-- Begin Information given --

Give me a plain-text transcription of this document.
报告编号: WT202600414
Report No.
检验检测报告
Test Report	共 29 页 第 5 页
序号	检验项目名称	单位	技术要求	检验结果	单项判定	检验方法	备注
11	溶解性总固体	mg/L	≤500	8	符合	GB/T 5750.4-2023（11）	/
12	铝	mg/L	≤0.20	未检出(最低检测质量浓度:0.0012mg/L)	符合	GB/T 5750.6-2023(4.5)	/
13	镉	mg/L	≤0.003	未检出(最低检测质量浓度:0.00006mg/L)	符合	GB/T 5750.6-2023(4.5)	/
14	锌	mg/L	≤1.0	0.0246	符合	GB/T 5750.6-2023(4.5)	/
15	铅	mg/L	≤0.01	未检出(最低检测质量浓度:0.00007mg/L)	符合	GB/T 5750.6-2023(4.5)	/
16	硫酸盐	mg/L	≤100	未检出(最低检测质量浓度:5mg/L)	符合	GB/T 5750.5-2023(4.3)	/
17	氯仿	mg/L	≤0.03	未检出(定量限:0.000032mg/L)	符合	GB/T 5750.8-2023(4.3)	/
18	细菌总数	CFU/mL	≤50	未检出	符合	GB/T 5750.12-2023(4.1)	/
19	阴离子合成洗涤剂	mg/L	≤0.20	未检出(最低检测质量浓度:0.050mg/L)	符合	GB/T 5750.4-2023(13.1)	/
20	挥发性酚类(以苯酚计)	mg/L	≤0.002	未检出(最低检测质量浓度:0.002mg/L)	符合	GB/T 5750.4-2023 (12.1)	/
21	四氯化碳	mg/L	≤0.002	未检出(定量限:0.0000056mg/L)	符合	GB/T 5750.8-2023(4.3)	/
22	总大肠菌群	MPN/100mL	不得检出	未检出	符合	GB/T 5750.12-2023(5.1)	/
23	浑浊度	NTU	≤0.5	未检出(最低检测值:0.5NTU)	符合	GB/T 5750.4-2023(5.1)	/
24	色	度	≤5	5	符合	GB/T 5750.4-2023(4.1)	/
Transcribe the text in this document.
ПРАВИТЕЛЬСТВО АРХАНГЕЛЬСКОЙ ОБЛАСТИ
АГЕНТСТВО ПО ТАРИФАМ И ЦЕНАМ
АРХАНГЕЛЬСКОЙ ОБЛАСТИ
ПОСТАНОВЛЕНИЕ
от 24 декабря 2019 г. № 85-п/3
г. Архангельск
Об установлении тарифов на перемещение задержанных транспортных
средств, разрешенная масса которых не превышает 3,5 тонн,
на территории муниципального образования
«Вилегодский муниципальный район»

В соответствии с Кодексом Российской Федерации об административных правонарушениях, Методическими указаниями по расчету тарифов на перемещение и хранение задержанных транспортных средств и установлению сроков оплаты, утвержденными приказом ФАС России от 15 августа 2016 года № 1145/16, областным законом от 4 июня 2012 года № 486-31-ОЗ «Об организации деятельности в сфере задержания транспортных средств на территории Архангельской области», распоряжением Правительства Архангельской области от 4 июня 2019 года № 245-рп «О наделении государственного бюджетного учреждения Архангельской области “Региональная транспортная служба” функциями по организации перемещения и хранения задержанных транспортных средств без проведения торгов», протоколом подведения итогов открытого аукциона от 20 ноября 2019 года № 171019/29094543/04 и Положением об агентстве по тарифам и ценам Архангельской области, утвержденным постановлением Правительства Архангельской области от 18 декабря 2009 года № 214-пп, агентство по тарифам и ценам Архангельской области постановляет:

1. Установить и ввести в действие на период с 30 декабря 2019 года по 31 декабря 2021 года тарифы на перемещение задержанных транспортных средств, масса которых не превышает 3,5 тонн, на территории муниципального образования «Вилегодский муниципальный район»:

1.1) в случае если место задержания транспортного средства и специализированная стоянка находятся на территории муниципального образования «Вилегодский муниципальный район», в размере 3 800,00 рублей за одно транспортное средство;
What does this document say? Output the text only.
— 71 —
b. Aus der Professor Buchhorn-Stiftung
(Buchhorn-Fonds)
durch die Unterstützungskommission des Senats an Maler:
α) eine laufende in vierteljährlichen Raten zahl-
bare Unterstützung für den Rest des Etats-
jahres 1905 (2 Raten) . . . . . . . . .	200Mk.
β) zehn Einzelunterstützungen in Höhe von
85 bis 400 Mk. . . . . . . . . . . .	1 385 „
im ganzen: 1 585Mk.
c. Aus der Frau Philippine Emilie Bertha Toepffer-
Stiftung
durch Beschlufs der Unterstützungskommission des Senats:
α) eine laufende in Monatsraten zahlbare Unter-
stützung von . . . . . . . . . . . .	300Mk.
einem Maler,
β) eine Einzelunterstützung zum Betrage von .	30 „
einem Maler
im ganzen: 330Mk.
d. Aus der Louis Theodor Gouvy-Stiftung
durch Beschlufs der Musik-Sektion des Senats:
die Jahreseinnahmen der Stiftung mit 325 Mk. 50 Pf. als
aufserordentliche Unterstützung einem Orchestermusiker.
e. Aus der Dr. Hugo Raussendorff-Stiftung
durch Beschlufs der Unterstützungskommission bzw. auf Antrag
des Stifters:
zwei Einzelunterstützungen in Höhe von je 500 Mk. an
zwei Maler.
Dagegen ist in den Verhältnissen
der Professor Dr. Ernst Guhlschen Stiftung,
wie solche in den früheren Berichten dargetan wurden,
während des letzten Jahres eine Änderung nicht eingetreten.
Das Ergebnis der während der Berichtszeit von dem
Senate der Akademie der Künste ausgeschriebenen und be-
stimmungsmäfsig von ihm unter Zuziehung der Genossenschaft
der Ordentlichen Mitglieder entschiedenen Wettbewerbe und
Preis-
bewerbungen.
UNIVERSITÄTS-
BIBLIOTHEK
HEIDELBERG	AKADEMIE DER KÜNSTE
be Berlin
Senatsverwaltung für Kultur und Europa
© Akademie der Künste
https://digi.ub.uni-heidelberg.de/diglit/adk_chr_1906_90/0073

-- End Information given --

▶ [Given problem]: Track down every line with the word "text" and copy it.

▶ [Result of the task]:
Give me a plain-text transcription of this document.
Transcribe the text in this document.
What does this document say? Output the text only.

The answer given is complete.